### [Problem to solve]
Find every line in the records below that contains the word "nCut", and copy each such line.

--- Start of Input for this task ---

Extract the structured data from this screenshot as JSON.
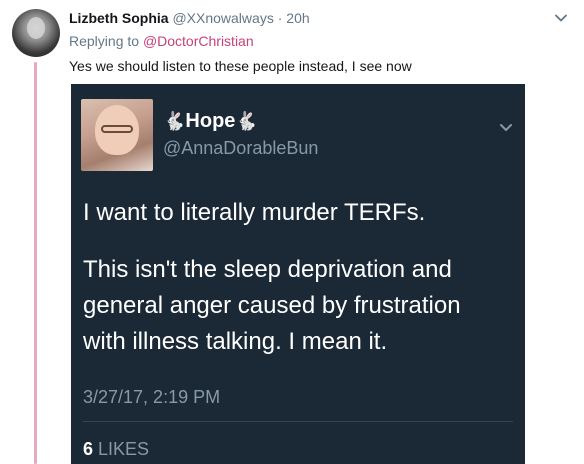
{
  "tweet": {
    "name": "Lizbeth Sophia",
    "handle": "@XXnowalways",
    "separator": "·",
    "time": "20h",
    "replying_prefix": "Replying to",
    "replying_to": "@DoctorChristian",
    "text": "Yes we should listen to these people instead, I see now"
  },
  "embed": {
    "rabbit_left": "🐇",
    "name": "Hope",
    "rabbit_right": "🐇",
    "handle": "@AnnaDorableBun",
    "para1": "I want to literally murder TERFs.",
    "para2_line1": "This isn't the sleep deprivation and",
    "para2_line2": "general anger caused by frustration",
    "para2_line3": "with illness talking. I mean it.",
    "timestamp": "3/27/17, 2:19 PM",
    "likes_count": "6",
    "likes_label": "LIKES"
  },
  "colors": {
    "thread_line": "#e5a9c0",
    "reply_link": "#c4427a",
    "embed_bg": "#1b2836"
  },
  "icons": {
    "tweet_menu": "chevron-down-icon",
    "embed_menu": "chevron-down-icon"
  }
}
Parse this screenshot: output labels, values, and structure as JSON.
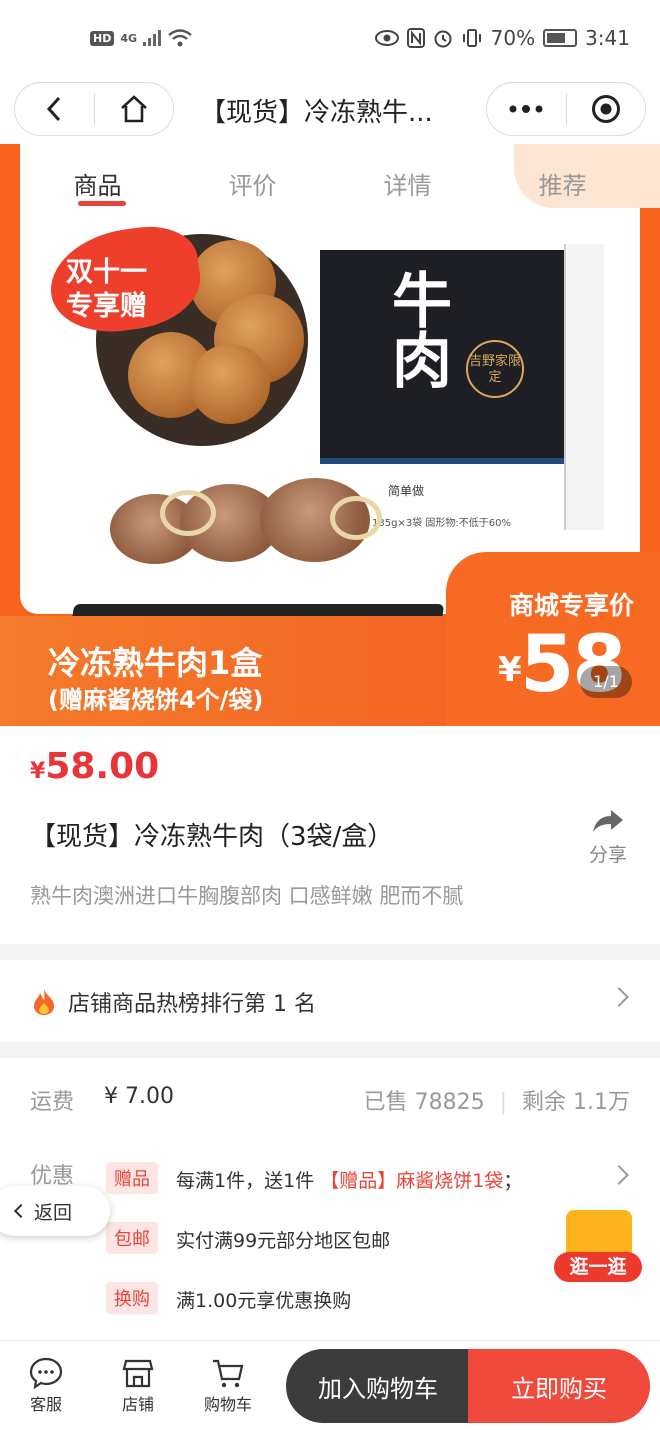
{
  "status_bar": {
    "hd": "HD",
    "network": "4G",
    "battery": "70%",
    "time": "3:41"
  },
  "nav": {
    "title": "【现货】冷冻熟牛..."
  },
  "tabs": [
    "商品",
    "评价",
    "详情",
    "推荐"
  ],
  "hero": {
    "badge_line1": "双十一",
    "badge_line2": "专享赠",
    "box_title": "牛肉",
    "box_badge": "吉野家限定",
    "box_brand": "简单做",
    "box_spec": "135g×3袋 固形物:不低于60%",
    "banner_title": "冷冻熟牛肉1盒",
    "banner_sub": "(赠麻酱烧饼4个/袋)",
    "price_tag_label": "商城专享价",
    "price_tag_yen": "¥",
    "price_tag_value": "58",
    "pager": "1/1"
  },
  "product": {
    "price_symbol": "¥",
    "price": "58.00",
    "title": "【现货】冷冻熟牛肉（3袋/盒）",
    "share_label": "分享",
    "description": "熟牛肉澳洲进口牛胸腹部肉 口感鲜嫩 肥而不腻"
  },
  "ranking": {
    "text": "店铺商品热榜排行第 1 名"
  },
  "shipping": {
    "label": "运费",
    "value": "¥ 7.00",
    "sold": "已售 78825",
    "remaining": "剩余 1.1万",
    "promo_label": "优惠",
    "promos": [
      {
        "tag": "赠品",
        "text": "每满1件，送1件 ",
        "highlight": "【赠品】麻酱烧饼1袋",
        "suffix": "；"
      },
      {
        "tag": "包邮",
        "text": "实付满99元部分地区包邮",
        "highlight": "",
        "suffix": ""
      },
      {
        "tag": "换购",
        "text": "满1.00元享优惠换购",
        "highlight": "",
        "suffix": ""
      }
    ]
  },
  "floating": {
    "back": "返回",
    "stroll": "逛一逛"
  },
  "bottom_bar": {
    "service": "客服",
    "shop": "店铺",
    "cart": "购物车",
    "add_to_cart": "加入购物车",
    "buy_now": "立即购买"
  }
}
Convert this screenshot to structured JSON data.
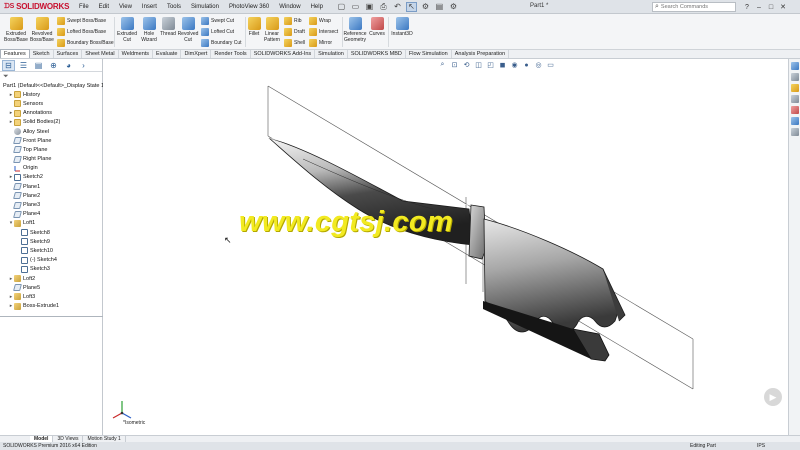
{
  "app": {
    "brand": "SOLIDWORKS",
    "document_title": "Part1 *",
    "menu": [
      "File",
      "Edit",
      "View",
      "Insert",
      "Tools",
      "Simulation",
      "PhotoView 360",
      "Window",
      "Help"
    ],
    "search_placeholder": "Search Commands"
  },
  "ribbon": {
    "large_buttons": [
      {
        "id": "extruded-boss",
        "label": "Extruded\nBoss/Base"
      },
      {
        "id": "revolved-boss",
        "label": "Revolved\nBoss/Base"
      },
      {
        "id": "extruded-cut",
        "label": "Extruded\nCut"
      },
      {
        "id": "hole-wizard",
        "label": "Hole\nWizard"
      },
      {
        "id": "thread",
        "label": "Thread"
      },
      {
        "id": "revolved-cut",
        "label": "Revolved\nCut"
      },
      {
        "id": "fillet",
        "label": "Fillet"
      },
      {
        "id": "linear-pattern",
        "label": "Linear\nPattern"
      },
      {
        "id": "reference-geometry",
        "label": "Reference\nGeometry"
      },
      {
        "id": "curves",
        "label": "Curves"
      },
      {
        "id": "instant3d",
        "label": "Instant3D"
      }
    ],
    "small_buttons": [
      {
        "id": "swept-boss",
        "label": "Swept Boss/Base"
      },
      {
        "id": "lofted-boss",
        "label": "Lofted Boss/Base"
      },
      {
        "id": "boundary-boss",
        "label": "Boundary Boss/Base"
      },
      {
        "id": "swept-cut",
        "label": "Swept Cut"
      },
      {
        "id": "lofted-cut",
        "label": "Lofted Cut"
      },
      {
        "id": "boundary-cut",
        "label": "Boundary Cut"
      },
      {
        "id": "rib",
        "label": "Rib"
      },
      {
        "id": "draft",
        "label": "Draft"
      },
      {
        "id": "shell",
        "label": "Shell"
      },
      {
        "id": "wrap",
        "label": "Wrap"
      },
      {
        "id": "intersect",
        "label": "Intersect"
      },
      {
        "id": "mirror",
        "label": "Mirror"
      }
    ]
  },
  "tabs": [
    "Features",
    "Sketch",
    "Surfaces",
    "Sheet Metal",
    "Weldments",
    "Evaluate",
    "DimXpert",
    "Render Tools",
    "SOLIDWORKS Add-Ins",
    "Simulation",
    "SOLIDWORKS MBD",
    "Flow Simulation",
    "Analysis Preparation"
  ],
  "active_tab": "Features",
  "feature_tree": [
    {
      "label": "Part1  (Default<<Default>_Display State 1",
      "icon": "part",
      "indent": 0,
      "expander": ""
    },
    {
      "label": "History",
      "icon": "folder",
      "indent": 1,
      "expander": "▸"
    },
    {
      "label": "Sensors",
      "icon": "folder",
      "indent": 1,
      "expander": ""
    },
    {
      "label": "Annotations",
      "icon": "folder",
      "indent": 1,
      "expander": "▸"
    },
    {
      "label": "Solid Bodies(2)",
      "icon": "folder",
      "indent": 1,
      "expander": "▸"
    },
    {
      "label": "Alloy Steel",
      "icon": "material",
      "indent": 1,
      "expander": ""
    },
    {
      "label": "Front Plane",
      "icon": "plane",
      "indent": 1,
      "expander": ""
    },
    {
      "label": "Top Plane",
      "icon": "plane",
      "indent": 1,
      "expander": ""
    },
    {
      "label": "Right Plane",
      "icon": "plane",
      "indent": 1,
      "expander": ""
    },
    {
      "label": "Origin",
      "icon": "origin",
      "indent": 1,
      "expander": ""
    },
    {
      "label": "Sketch2",
      "icon": "sketch",
      "indent": 1,
      "expander": "▸"
    },
    {
      "label": "Plane1",
      "icon": "plane",
      "indent": 1,
      "expander": ""
    },
    {
      "label": "Plane2",
      "icon": "plane",
      "indent": 1,
      "expander": ""
    },
    {
      "label": "Plane3",
      "icon": "plane",
      "indent": 1,
      "expander": ""
    },
    {
      "label": "Plane4",
      "icon": "plane",
      "indent": 1,
      "expander": ""
    },
    {
      "label": "Loft1",
      "icon": "feature",
      "indent": 1,
      "expander": "▾"
    },
    {
      "label": "Sketch8",
      "icon": "sketch",
      "indent": 2,
      "expander": ""
    },
    {
      "label": "Sketch9",
      "icon": "sketch",
      "indent": 2,
      "expander": ""
    },
    {
      "label": "Sketch10",
      "icon": "sketch",
      "indent": 2,
      "expander": ""
    },
    {
      "label": "(-) Sketch4",
      "icon": "sketch",
      "indent": 2,
      "expander": ""
    },
    {
      "label": "Sketch3",
      "icon": "sketch",
      "indent": 2,
      "expander": ""
    },
    {
      "label": "Loft2",
      "icon": "feature",
      "indent": 1,
      "expander": "▸"
    },
    {
      "label": "Plane5",
      "icon": "plane",
      "indent": 1,
      "expander": ""
    },
    {
      "label": "Loft3",
      "icon": "feature",
      "indent": 1,
      "expander": "▸"
    },
    {
      "label": "Boss-Extrude1",
      "icon": "feature",
      "indent": 1,
      "expander": "▸"
    }
  ],
  "viewport": {
    "watermark": "www.cgtsj.com",
    "view_name": "*Isometric"
  },
  "bottom_tabs": [
    "Model",
    "3D Views",
    "Motion Study 1"
  ],
  "active_bottom_tab": "Model",
  "status": {
    "left": "SOLIDWORKS Premium 2016 x64 Edition",
    "mode": "Editing Part",
    "units": "IPS"
  },
  "colors": {
    "brand_red": "#c8102e",
    "watermark_yellow": "#f2ea21",
    "selection_blue": "#c5d5e8"
  }
}
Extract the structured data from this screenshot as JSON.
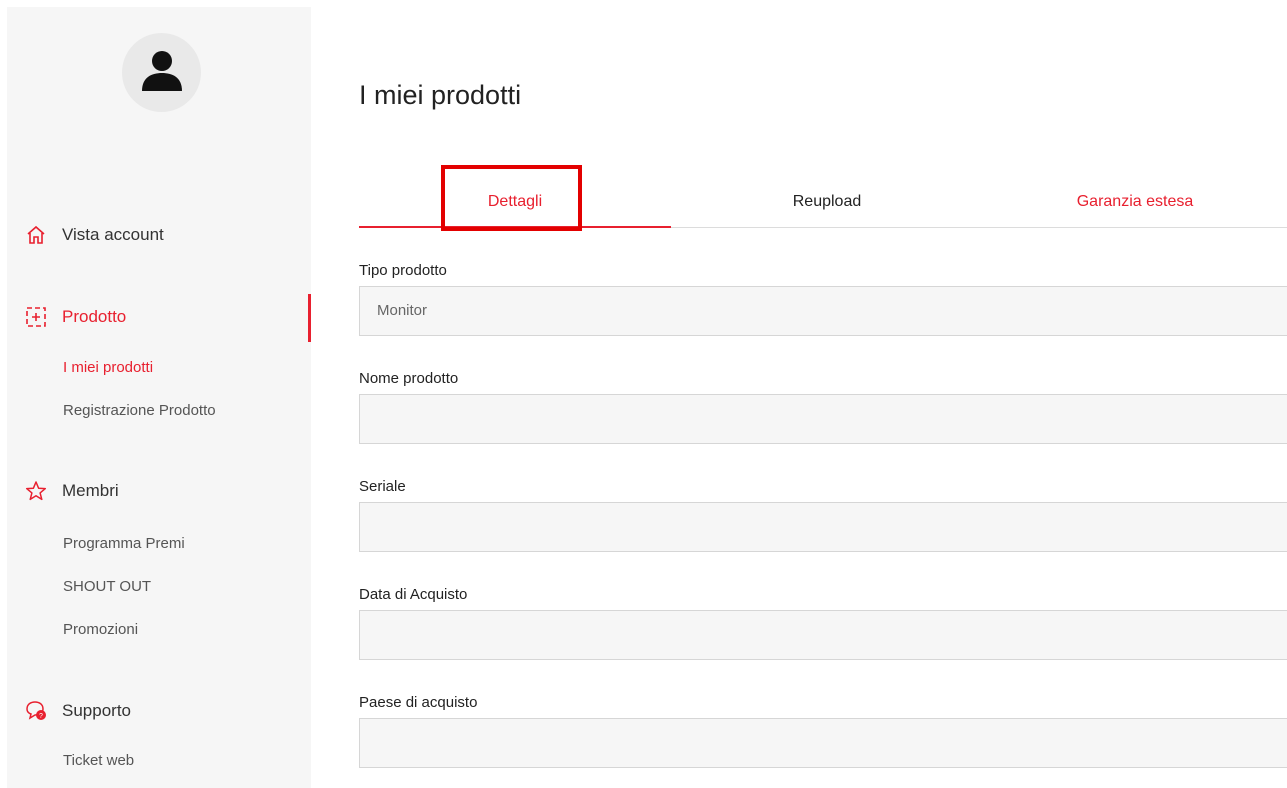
{
  "sidebar": {
    "sections": [
      {
        "label": "Vista account",
        "icon": "home-icon"
      },
      {
        "label": "Prodotto",
        "icon": "product-frame-icon"
      },
      {
        "label": "Membri",
        "icon": "star-icon"
      },
      {
        "label": "Supporto",
        "icon": "support-chat-icon"
      }
    ],
    "prodotto_items": [
      "I miei prodotti",
      "Registrazione Prodotto"
    ],
    "membri_items": [
      "Programma Premi",
      "SHOUT OUT",
      "Promozioni"
    ],
    "supporto_items": [
      "Ticket web"
    ],
    "active_item": "I miei prodotti"
  },
  "main": {
    "title": "I miei prodotti",
    "tabs": [
      "Dettagli",
      "Reupload",
      "Garanzia estesa"
    ],
    "active_tab": "Dettagli",
    "fields": [
      {
        "label": "Tipo prodotto",
        "value": "Monitor"
      },
      {
        "label": "Nome prodotto",
        "value": ""
      },
      {
        "label": "Seriale",
        "value": ""
      },
      {
        "label": "Data di Acquisto",
        "value": ""
      },
      {
        "label": "Paese di acquisto",
        "value": ""
      }
    ]
  },
  "colors": {
    "accent": "#e8202f",
    "highlight": "#e30000",
    "panel": "#f6f6f6"
  }
}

--- End of Input for this task ---

### [Task response]
        "label": "Extruded\nCut"
        "label": "Revolved\nCut"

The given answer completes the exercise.